** Required task **
Gather each line of the entries below that includes "data".

-- Start of Record excerpts --

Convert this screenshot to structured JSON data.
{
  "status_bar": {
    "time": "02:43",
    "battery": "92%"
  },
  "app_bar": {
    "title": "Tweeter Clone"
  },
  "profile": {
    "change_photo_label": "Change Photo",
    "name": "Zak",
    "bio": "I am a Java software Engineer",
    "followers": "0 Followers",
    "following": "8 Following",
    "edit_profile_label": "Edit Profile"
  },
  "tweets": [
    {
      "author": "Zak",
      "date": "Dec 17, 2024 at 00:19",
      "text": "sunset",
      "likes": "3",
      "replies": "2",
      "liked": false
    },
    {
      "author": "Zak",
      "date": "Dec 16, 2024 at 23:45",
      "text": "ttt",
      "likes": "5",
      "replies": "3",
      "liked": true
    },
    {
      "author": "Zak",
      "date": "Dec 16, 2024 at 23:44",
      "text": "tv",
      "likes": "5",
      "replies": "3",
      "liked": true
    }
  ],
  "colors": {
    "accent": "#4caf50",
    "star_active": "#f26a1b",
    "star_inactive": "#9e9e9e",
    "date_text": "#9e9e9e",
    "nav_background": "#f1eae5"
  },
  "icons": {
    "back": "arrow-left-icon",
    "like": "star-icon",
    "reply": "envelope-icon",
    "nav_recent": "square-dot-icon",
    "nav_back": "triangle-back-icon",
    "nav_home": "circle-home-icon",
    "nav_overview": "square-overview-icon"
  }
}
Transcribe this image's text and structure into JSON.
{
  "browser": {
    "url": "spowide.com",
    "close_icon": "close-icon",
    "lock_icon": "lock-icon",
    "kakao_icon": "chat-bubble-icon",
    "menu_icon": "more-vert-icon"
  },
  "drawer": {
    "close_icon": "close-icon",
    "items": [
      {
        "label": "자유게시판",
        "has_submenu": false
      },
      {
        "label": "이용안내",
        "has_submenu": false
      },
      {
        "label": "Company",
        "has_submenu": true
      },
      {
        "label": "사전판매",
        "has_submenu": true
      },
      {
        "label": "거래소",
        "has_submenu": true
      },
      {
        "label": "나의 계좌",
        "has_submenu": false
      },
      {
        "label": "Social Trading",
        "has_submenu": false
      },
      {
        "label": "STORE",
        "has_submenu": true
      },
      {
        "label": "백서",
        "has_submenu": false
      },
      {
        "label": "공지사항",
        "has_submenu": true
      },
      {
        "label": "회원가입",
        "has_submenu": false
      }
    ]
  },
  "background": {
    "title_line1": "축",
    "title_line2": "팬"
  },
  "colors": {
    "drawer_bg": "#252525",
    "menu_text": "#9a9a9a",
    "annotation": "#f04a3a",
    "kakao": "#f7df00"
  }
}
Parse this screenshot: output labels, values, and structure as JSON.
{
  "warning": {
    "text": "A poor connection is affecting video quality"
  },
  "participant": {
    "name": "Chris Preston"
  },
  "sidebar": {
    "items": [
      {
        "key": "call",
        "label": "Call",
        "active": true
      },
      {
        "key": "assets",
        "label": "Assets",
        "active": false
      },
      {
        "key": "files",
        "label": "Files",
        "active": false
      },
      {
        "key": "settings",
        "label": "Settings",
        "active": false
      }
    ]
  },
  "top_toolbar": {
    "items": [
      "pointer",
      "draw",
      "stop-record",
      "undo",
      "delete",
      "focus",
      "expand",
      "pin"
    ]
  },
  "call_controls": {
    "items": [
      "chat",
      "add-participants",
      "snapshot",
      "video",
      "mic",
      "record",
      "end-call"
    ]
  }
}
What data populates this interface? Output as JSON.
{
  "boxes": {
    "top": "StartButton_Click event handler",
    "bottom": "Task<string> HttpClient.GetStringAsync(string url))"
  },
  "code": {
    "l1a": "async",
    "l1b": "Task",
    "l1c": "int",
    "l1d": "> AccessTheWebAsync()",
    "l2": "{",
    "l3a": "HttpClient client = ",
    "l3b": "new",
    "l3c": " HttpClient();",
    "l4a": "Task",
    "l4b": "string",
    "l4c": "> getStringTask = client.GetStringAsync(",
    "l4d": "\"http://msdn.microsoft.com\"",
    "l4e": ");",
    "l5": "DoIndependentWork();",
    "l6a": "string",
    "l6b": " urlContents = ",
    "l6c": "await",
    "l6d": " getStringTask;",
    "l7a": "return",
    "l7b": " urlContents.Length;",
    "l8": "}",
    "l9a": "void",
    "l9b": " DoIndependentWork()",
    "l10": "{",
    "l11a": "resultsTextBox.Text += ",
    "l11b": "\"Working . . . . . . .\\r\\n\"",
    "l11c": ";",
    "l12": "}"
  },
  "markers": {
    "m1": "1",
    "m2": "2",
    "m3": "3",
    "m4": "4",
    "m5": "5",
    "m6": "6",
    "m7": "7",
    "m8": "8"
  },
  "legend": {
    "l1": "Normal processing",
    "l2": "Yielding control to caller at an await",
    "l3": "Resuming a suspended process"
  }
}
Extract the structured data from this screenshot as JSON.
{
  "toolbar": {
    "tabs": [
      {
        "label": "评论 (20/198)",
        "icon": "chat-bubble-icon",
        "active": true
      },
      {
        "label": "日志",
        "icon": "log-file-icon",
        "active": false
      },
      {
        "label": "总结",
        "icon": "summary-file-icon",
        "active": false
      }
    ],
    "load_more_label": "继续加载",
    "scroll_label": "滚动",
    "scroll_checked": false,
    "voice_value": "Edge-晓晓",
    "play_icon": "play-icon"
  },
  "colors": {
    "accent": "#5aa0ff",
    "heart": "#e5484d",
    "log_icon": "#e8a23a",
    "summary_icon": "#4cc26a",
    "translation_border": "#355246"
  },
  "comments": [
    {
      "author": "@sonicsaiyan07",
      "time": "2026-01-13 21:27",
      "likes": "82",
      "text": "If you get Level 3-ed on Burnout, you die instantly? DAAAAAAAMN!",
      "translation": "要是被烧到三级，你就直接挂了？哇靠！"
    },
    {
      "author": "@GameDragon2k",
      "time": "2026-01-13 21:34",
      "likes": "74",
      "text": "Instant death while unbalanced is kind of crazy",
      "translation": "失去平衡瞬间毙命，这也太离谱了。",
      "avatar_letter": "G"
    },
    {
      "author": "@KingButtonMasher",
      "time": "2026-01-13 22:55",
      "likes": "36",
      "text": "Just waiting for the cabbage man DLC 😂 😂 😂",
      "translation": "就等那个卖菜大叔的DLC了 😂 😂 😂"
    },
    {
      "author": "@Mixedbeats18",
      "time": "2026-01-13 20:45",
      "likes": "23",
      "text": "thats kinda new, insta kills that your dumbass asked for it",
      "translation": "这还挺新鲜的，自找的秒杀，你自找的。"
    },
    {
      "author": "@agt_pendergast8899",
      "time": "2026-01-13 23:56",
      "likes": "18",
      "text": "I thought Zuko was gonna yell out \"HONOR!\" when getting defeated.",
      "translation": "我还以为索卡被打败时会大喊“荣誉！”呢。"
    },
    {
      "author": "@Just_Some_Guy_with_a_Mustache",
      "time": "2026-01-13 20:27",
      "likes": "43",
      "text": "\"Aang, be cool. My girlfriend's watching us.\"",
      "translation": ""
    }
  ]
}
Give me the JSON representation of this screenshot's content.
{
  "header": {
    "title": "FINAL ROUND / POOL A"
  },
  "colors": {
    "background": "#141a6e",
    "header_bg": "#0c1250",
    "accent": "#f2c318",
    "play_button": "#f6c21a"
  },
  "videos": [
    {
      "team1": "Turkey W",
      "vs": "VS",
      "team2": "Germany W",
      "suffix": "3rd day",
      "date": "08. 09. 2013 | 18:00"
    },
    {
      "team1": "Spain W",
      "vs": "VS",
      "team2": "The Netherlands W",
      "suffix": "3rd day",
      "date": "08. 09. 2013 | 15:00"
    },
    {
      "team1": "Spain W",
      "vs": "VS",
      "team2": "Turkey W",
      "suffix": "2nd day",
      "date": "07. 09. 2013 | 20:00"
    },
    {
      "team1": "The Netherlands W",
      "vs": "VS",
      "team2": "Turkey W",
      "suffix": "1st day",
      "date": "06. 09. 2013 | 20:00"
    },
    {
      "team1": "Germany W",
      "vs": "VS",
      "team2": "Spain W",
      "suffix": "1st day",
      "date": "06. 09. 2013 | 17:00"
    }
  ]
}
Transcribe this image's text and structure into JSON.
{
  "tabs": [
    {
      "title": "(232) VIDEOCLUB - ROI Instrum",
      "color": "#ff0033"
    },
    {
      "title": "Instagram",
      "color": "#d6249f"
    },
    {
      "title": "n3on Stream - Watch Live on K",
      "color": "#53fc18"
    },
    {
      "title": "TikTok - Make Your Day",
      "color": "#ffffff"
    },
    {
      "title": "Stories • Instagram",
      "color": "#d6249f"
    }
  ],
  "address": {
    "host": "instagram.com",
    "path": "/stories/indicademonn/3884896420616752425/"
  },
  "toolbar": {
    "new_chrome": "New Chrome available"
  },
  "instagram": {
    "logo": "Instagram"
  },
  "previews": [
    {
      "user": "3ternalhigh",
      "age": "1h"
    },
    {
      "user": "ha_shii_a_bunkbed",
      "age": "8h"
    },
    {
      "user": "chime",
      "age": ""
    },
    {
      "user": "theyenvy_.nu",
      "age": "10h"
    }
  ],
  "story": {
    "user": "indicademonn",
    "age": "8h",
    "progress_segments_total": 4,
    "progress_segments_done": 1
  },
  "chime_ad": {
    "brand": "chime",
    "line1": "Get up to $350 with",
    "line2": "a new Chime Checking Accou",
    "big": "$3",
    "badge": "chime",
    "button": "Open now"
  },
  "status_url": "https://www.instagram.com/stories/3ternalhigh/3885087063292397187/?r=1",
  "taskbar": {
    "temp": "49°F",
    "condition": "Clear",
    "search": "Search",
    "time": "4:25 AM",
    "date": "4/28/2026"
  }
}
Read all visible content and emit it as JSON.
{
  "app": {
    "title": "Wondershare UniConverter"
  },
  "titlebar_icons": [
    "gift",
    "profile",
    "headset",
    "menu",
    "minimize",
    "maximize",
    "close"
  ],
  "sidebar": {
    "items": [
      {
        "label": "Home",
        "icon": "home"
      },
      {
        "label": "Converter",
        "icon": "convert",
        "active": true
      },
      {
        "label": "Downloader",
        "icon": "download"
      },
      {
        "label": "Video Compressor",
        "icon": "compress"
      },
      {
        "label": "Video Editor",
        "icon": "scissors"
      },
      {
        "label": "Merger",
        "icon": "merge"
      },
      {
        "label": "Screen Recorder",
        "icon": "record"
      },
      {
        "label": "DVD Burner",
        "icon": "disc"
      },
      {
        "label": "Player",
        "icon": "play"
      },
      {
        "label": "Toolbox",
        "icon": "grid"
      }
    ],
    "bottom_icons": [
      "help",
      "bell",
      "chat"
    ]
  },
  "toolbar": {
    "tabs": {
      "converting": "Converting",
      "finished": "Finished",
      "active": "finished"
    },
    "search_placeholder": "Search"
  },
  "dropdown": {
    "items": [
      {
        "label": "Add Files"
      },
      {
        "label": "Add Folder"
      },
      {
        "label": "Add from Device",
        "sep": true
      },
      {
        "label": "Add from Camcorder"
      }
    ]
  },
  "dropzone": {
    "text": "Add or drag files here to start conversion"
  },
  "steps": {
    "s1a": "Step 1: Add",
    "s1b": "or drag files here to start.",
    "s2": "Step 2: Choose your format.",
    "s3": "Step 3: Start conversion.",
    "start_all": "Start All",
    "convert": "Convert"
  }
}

-- End of Record excerpts --

** Answer **
Convert this screenshot to structured JSON data.
What data populates this interface? Output as JSON.
Extract the structured data from this screenshot as JSON.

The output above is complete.